--- Start of The data ---

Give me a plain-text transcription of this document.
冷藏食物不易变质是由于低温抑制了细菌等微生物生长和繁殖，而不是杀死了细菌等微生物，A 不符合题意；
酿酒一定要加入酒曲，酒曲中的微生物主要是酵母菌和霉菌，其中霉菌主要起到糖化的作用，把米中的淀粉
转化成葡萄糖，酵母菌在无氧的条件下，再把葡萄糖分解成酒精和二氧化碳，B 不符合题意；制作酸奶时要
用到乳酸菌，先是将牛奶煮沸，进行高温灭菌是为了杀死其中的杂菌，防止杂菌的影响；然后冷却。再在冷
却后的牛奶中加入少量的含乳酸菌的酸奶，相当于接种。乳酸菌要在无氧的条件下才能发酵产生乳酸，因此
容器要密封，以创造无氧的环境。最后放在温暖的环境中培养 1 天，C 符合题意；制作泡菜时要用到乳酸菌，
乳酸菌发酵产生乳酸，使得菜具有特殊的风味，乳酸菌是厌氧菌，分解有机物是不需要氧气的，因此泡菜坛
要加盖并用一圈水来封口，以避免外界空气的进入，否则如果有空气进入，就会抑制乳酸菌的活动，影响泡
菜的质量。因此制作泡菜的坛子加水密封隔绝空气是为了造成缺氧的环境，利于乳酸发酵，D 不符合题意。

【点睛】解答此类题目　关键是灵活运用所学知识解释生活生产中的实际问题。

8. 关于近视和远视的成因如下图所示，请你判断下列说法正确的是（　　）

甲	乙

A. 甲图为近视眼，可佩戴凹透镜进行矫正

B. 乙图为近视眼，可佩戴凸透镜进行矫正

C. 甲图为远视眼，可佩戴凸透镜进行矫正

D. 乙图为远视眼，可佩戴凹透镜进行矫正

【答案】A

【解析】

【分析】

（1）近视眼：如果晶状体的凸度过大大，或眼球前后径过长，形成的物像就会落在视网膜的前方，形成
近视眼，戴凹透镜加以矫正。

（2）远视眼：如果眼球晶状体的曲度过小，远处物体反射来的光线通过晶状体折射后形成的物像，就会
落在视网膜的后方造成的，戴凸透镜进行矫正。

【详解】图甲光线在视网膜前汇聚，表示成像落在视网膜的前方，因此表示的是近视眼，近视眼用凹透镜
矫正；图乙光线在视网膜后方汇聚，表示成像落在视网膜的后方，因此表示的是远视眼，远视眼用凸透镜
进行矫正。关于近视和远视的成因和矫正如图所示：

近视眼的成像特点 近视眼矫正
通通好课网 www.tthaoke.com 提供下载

--- End of The data ---
--- Start of The data ---

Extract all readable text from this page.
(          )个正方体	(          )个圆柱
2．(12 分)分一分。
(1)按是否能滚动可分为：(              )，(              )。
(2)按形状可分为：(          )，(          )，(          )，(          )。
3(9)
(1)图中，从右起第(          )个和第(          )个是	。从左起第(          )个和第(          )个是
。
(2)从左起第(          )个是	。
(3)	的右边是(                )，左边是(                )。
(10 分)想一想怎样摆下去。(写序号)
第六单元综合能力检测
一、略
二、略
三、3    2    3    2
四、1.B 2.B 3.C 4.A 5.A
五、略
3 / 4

--- End of The data ---
--- Start of The data ---

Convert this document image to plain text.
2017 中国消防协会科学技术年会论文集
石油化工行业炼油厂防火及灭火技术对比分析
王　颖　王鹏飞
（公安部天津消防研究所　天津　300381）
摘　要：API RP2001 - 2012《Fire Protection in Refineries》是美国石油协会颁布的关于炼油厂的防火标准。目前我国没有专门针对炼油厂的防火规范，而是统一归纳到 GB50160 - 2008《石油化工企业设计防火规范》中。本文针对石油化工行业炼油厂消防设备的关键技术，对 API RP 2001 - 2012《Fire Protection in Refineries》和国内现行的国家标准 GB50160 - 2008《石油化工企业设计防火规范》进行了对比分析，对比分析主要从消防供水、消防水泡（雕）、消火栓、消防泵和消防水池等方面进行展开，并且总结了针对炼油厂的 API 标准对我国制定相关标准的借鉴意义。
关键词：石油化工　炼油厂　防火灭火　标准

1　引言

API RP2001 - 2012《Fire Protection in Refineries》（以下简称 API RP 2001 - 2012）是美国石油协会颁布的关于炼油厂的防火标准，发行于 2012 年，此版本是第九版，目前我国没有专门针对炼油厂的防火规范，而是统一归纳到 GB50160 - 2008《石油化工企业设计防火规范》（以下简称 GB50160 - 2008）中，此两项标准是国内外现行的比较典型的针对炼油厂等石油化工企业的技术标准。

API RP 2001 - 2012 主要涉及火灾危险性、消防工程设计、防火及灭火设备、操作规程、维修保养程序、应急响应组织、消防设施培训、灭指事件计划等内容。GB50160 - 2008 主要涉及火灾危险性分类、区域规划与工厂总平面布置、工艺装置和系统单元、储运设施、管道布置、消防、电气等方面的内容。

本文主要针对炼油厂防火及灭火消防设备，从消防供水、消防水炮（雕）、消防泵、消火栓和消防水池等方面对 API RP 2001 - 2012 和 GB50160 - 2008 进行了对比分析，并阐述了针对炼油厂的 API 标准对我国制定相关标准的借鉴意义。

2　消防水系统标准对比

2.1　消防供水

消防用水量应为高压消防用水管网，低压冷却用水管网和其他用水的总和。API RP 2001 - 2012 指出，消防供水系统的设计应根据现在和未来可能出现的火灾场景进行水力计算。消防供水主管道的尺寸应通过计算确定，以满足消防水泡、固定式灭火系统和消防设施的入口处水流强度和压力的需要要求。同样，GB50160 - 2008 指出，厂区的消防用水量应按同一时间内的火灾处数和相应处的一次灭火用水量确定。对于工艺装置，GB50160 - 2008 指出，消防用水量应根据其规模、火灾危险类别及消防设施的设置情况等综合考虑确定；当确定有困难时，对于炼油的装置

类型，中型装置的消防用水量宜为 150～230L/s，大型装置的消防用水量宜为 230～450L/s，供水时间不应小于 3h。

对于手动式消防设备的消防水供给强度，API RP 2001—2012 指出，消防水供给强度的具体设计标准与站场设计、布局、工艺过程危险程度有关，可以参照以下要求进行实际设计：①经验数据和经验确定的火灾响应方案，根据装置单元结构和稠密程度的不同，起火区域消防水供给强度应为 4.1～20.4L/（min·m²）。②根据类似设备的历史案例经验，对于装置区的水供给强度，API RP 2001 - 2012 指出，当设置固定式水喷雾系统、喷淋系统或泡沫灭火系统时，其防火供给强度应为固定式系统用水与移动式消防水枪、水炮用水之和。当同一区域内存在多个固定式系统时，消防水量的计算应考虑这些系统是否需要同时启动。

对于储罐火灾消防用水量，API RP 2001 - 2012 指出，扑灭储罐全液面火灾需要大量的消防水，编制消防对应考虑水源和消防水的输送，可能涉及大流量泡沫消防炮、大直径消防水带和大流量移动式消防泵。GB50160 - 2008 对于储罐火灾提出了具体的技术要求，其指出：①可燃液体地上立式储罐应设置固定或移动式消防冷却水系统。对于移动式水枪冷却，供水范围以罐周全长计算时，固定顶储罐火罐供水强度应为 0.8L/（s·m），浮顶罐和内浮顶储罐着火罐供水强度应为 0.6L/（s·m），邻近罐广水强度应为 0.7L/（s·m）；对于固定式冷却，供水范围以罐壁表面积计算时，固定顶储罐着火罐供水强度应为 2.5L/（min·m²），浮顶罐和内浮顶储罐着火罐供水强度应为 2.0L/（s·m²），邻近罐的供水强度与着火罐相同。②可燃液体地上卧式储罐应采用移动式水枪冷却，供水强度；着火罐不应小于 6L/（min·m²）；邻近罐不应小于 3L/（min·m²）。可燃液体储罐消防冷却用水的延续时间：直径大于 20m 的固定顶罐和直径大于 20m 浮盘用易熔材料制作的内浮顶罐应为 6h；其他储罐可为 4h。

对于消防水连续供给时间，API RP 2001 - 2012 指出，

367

--- End of The data ---

Read the entries and show each line that mentions "Fire".

_Exercise answer_
摘　要：API RP2001 - 2012《Fire Protection in Refineries》是美国石油协会颁布的关于炼油厂的防火标准。目前我国没有专门针对炼油厂的防火规范，而是统一归纳到 GB50160 - 2008《石油化工企业设计防火规范》中。本文针对石油化工行业炼油厂消防设备的关键技术，对 API RP 2001 - 2012《Fire Protection in Refineries》和国内现行的国家标准 GB50160 - 2008《石油化工企业设计防火规范》进行了对比分析，对比分析主要从消防供水、消防水泡（雕）、消火栓、消防泵和消防水池等方面进行展开，并且总结了针对炼油厂的 API 标准对我国制定相关标准的借鉴意义。
API RP2001 - 2012《Fire Protection in Refineries》（以下简称 API RP 2001 - 2012）是美国石油协会颁布的关于炼油厂的防火标准，发行于 2012 年，此版本是第九版，目前我国没有专门针对炼油厂的防火规范，而是统一归纳到 GB50160 - 2008《石油化工企业设计防火规范》（以下简称 GB50160 - 2008）中，此两项标准是国内外现行的比较典型的针对炼油厂等石油化工企业的技术标准。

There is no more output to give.